Aim: Exactly repeat the material, dropping every picture from the copy.

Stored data
+--
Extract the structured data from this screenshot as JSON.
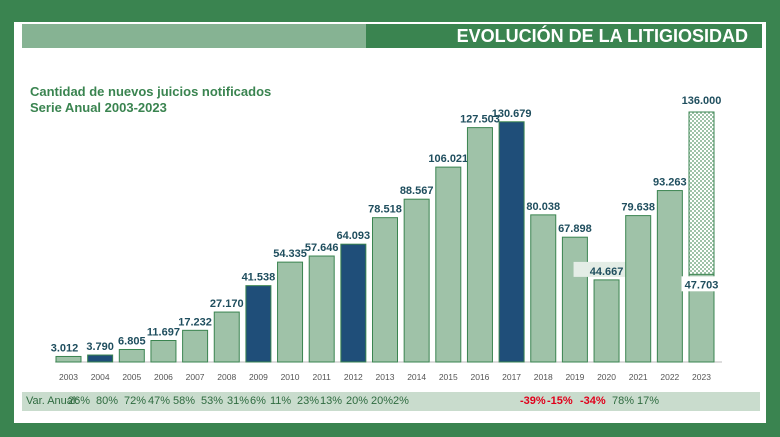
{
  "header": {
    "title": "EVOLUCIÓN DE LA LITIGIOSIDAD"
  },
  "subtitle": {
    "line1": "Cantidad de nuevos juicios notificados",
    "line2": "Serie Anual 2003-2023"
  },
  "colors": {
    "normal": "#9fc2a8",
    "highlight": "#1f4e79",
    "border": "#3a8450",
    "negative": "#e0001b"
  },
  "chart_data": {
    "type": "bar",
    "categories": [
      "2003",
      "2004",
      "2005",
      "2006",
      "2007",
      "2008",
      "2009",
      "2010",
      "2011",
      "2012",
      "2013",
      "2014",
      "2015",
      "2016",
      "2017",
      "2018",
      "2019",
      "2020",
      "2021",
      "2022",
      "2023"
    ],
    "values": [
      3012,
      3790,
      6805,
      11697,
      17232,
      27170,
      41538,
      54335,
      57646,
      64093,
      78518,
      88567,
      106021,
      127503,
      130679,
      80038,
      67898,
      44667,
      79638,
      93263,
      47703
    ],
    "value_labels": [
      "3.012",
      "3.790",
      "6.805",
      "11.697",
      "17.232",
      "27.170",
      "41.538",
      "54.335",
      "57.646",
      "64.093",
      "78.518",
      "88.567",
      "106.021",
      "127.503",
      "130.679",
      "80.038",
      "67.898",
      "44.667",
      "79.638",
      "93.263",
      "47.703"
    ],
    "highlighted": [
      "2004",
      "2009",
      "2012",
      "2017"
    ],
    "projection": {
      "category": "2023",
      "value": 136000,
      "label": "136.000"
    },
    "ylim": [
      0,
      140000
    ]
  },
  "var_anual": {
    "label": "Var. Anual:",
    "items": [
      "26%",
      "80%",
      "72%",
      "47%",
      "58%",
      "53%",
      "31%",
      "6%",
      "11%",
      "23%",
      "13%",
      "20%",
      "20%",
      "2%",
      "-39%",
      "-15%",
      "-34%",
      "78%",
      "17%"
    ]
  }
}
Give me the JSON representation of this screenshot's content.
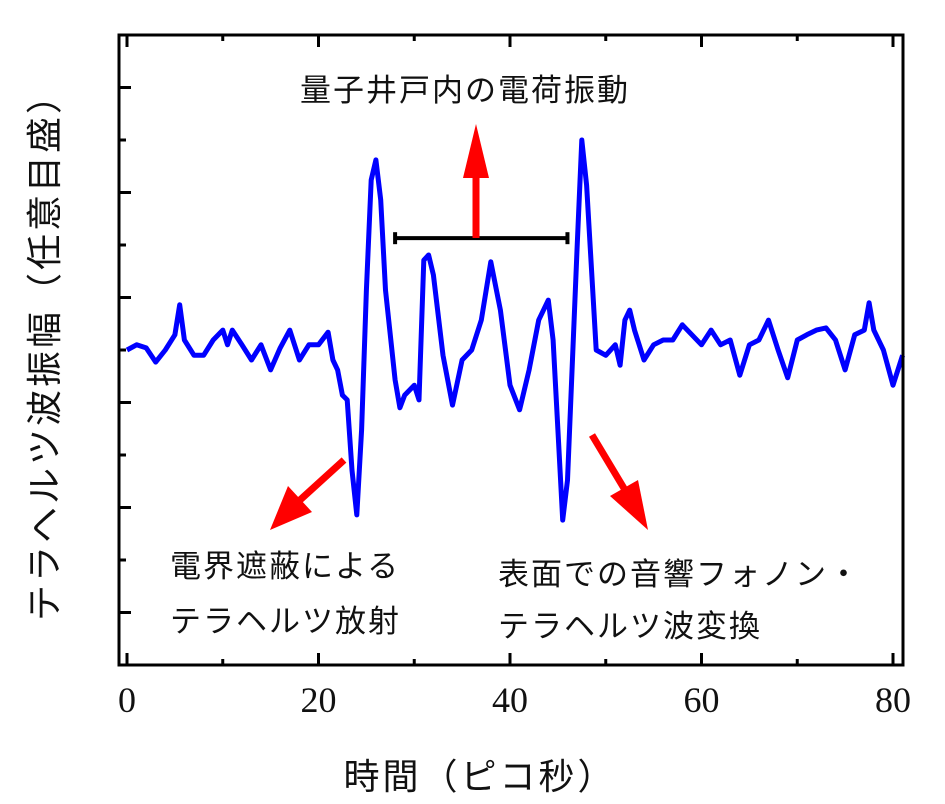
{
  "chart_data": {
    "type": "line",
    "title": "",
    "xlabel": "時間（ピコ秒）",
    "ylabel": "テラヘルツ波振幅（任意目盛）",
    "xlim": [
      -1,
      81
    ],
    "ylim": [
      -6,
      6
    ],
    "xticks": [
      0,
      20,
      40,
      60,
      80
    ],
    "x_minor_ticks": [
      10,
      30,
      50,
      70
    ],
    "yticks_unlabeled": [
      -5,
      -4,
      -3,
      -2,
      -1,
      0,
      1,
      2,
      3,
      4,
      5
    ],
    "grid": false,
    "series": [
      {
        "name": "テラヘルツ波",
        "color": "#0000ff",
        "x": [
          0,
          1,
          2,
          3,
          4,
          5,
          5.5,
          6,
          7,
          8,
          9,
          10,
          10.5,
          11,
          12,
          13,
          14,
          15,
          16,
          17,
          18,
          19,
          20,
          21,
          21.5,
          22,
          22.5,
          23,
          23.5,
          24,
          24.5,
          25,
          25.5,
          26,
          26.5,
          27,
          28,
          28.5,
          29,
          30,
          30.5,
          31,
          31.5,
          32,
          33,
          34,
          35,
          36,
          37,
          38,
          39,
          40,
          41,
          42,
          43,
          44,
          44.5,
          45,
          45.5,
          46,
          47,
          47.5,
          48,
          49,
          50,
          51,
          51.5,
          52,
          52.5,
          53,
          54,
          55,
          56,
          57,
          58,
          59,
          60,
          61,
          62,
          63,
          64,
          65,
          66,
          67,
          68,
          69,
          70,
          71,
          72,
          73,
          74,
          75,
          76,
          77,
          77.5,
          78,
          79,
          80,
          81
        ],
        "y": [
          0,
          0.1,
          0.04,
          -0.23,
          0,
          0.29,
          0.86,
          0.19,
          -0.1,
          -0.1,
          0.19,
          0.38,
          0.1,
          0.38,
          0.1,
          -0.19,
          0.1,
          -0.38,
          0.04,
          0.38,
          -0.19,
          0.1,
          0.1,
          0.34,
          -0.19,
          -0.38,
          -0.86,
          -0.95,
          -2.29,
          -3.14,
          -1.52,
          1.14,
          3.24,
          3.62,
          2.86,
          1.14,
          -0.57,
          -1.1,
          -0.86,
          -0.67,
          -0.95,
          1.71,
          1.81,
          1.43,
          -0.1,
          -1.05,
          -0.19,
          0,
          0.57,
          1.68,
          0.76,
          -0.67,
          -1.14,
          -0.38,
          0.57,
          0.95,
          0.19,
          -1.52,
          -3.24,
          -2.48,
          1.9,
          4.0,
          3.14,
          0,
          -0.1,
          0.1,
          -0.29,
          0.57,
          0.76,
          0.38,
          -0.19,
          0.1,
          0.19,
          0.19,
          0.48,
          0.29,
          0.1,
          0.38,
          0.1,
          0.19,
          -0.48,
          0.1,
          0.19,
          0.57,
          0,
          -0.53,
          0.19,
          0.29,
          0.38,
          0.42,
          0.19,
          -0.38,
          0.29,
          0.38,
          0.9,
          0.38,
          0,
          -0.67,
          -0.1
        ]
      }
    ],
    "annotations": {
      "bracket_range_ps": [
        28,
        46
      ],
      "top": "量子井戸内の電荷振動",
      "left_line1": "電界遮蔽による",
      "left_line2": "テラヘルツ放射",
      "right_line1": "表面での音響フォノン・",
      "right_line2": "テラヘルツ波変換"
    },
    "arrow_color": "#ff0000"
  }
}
+--
Completed task:
Extract the structured data from this screenshot as JSON.
{
  "header": {
    "title": "EVOLUCIÓN DE LA LITIGIOSIDAD"
  },
  "subtitle": {
    "line1": "Cantidad de nuevos juicios notificados",
    "line2": "Serie Anual 2003-2023"
  },
  "colors": {
    "normal": "#9fc2a8",
    "highlight": "#1f4e79",
    "border": "#3a8450",
    "negative": "#e0001b"
  },
  "chart_data": {
    "type": "bar",
    "categories": [
      "2003",
      "2004",
      "2005",
      "2006",
      "2007",
      "2008",
      "2009",
      "2010",
      "2011",
      "2012",
      "2013",
      "2014",
      "2015",
      "2016",
      "2017",
      "2018",
      "2019",
      "2020",
      "2021",
      "2022",
      "2023"
    ],
    "values": [
      3012,
      3790,
      6805,
      11697,
      17232,
      27170,
      41538,
      54335,
      57646,
      64093,
      78518,
      88567,
      106021,
      127503,
      130679,
      80038,
      67898,
      44667,
      79638,
      93263,
      47703
    ],
    "value_labels": [
      "3.012",
      "3.790",
      "6.805",
      "11.697",
      "17.232",
      "27.170",
      "41.538",
      "54.335",
      "57.646",
      "64.093",
      "78.518",
      "88.567",
      "106.021",
      "127.503",
      "130.679",
      "80.038",
      "67.898",
      "44.667",
      "79.638",
      "93.263",
      "47.703"
    ],
    "highlighted": [
      "2004",
      "2009",
      "2012",
      "2017"
    ],
    "projection": {
      "category": "2023",
      "value": 136000,
      "label": "136.000"
    },
    "ylim": [
      0,
      140000
    ]
  },
  "var_anual": {
    "label": "Var. Anual:",
    "items": [
      "26%",
      "80%",
      "72%",
      "47%",
      "58%",
      "53%",
      "31%",
      "6%",
      "11%",
      "23%",
      "13%",
      "20%",
      "20%",
      "2%",
      "-39%",
      "-15%",
      "-34%",
      "78%",
      "17%"
    ]
  }
}
Give me the JSON representation of this screenshot's content.
{
  "chart_data": {
    "type": "line",
    "title": "",
    "xlabel": "時間（ピコ秒）",
    "ylabel": "テラヘルツ波振幅（任意目盛）",
    "xlim": [
      -1,
      81
    ],
    "ylim": [
      -6,
      6
    ],
    "xticks": [
      0,
      20,
      40,
      60,
      80
    ],
    "x_minor_ticks": [
      10,
      30,
      50,
      70
    ],
    "yticks_unlabeled": [
      -5,
      -4,
      -3,
      -2,
      -1,
      0,
      1,
      2,
      3,
      4,
      5
    ],
    "grid": false,
    "series": [
      {
        "name": "テラヘルツ波",
        "color": "#0000ff",
        "x": [
          0,
          1,
          2,
          3,
          4,
          5,
          5.5,
          6,
          7,
          8,
          9,
          10,
          10.5,
          11,
          12,
          13,
          14,
          15,
          16,
          17,
          18,
          19,
          20,
          21,
          21.5,
          22,
          22.5,
          23,
          23.5,
          24,
          24.5,
          25,
          25.5,
          26,
          26.5,
          27,
          28,
          28.5,
          29,
          30,
          30.5,
          31,
          31.5,
          32,
          33,
          34,
          35,
          36,
          37,
          38,
          39,
          40,
          41,
          42,
          43,
          44,
          44.5,
          45,
          45.5,
          46,
          47,
          47.5,
          48,
          49,
          50,
          51,
          51.5,
          52,
          52.5,
          53,
          54,
          55,
          56,
          57,
          58,
          59,
          60,
          61,
          62,
          63,
          64,
          65,
          66,
          67,
          68,
          69,
          70,
          71,
          72,
          73,
          74,
          75,
          76,
          77,
          77.5,
          78,
          79,
          80,
          81
        ],
        "y": [
          0,
          0.1,
          0.04,
          -0.23,
          0,
          0.29,
          0.86,
          0.19,
          -0.1,
          -0.1,
          0.19,
          0.38,
          0.1,
          0.38,
          0.1,
          -0.19,
          0.1,
          -0.38,
          0.04,
          0.38,
          -0.19,
          0.1,
          0.1,
          0.34,
          -0.19,
          -0.38,
          -0.86,
          -0.95,
          -2.29,
          -3.14,
          -1.52,
          1.14,
          3.24,
          3.62,
          2.86,
          1.14,
          -0.57,
          -1.1,
          -0.86,
          -0.67,
          -0.95,
          1.71,
          1.81,
          1.43,
          -0.1,
          -1.05,
          -0.19,
          0,
          0.57,
          1.68,
          0.76,
          -0.67,
          -1.14,
          -0.38,
          0.57,
          0.95,
          0.19,
          -1.52,
          -3.24,
          -2.48,
          1.9,
          4.0,
          3.14,
          0,
          -0.1,
          0.1,
          -0.29,
          0.57,
          0.76,
          0.38,
          -0.19,
          0.1,
          0.19,
          0.19,
          0.48,
          0.29,
          0.1,
          0.38,
          0.1,
          0.19,
          -0.48,
          0.1,
          0.19,
          0.57,
          0,
          -0.53,
          0.19,
          0.29,
          0.38,
          0.42,
          0.19,
          -0.38,
          0.29,
          0.38,
          0.9,
          0.38,
          0,
          -0.67,
          -0.1
        ]
      }
    ],
    "annotations": {
      "bracket_range_ps": [
        28,
        46
      ],
      "top": "量子井戸内の電荷振動",
      "left_line1": "電界遮蔽による",
      "left_line2": "テラヘルツ放射",
      "right_line1": "表面での音響フォノン・",
      "right_line2": "テラヘルツ波変換"
    },
    "arrow_color": "#ff0000"
  }
}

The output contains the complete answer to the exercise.